**EXERCISE REQUIREMENTS**
Copy the data precisely, keeping every character.
Start
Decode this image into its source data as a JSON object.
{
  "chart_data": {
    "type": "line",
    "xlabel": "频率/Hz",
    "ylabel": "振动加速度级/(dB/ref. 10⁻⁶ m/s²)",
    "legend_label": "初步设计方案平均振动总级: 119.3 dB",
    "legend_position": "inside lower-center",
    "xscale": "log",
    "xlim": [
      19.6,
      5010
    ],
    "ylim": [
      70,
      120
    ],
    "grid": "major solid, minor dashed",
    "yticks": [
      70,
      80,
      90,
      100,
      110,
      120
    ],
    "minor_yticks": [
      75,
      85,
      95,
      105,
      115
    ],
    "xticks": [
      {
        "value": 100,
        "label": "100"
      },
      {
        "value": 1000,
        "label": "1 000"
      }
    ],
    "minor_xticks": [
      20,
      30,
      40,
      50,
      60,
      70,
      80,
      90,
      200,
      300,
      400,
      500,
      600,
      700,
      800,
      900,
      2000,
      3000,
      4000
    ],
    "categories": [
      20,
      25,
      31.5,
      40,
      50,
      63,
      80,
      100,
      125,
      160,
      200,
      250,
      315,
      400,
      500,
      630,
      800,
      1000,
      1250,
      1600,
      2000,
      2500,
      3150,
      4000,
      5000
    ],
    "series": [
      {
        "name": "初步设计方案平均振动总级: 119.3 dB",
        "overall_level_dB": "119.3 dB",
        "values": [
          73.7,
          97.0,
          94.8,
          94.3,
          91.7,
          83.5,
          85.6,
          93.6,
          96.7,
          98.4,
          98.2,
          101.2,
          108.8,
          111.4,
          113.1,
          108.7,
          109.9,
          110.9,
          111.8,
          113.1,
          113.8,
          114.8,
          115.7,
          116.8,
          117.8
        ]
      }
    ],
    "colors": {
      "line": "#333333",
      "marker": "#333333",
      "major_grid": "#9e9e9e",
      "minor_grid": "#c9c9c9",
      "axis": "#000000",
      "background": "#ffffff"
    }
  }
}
End
**ANSWER TO THIS TASK**
Decode this image into its source data as a JSON object.
{
  "chart_data": {
    "type": "line",
    "xlabel": "频率/Hz",
    "ylabel": "振动加速度级/(dB/ref. 10⁻⁶ m/s²)",
    "legend_label": "初步设计方案平均振动总级: 119.3 dB",
    "legend_position": "inside lower-center",
    "xscale": "log",
    "xlim": [
      19.6,
      5010
    ],
    "ylim": [
      70,
      120
    ],
    "grid": "major solid, minor dashed",
    "yticks": [
      70,
      80,
      90,
      100,
      110,
      120
    ],
    "minor_yticks": [
      75,
      85,
      95,
      105,
      115
    ],
    "xticks": [
      {
        "value": 100,
        "label": "100"
      },
      {
        "value": 1000,
        "label": "1 000"
      }
    ],
    "minor_xticks": [
      20,
      30,
      40,
      50,
      60,
      70,
      80,
      90,
      200,
      300,
      400,
      500,
      600,
      700,
      800,
      900,
      2000,
      3000,
      4000
    ],
    "categories": [
      20,
      25,
      31.5,
      40,
      50,
      63,
      80,
      100,
      125,
      160,
      200,
      250,
      315,
      400,
      500,
      630,
      800,
      1000,
      1250,
      1600,
      2000,
      2500,
      3150,
      4000,
      5000
    ],
    "series": [
      {
        "name": "初步设计方案平均振动总级: 119.3 dB",
        "overall_level_dB": "119.3 dB",
        "values": [
          73.7,
          97.0,
          94.8,
          94.3,
          91.7,
          83.5,
          85.6,
          93.6,
          96.7,
          98.4,
          98.2,
          101.2,
          108.8,
          111.4,
          113.1,
          108.7,
          109.9,
          110.9,
          111.8,
          113.1,
          113.8,
          114.8,
          115.7,
          116.8,
          117.8
        ]
      }
    ],
    "colors": {
      "line": "#333333",
      "marker": "#333333",
      "major_grid": "#9e9e9e",
      "minor_grid": "#c9c9c9",
      "axis": "#000000",
      "background": "#ffffff"
    }
  }
}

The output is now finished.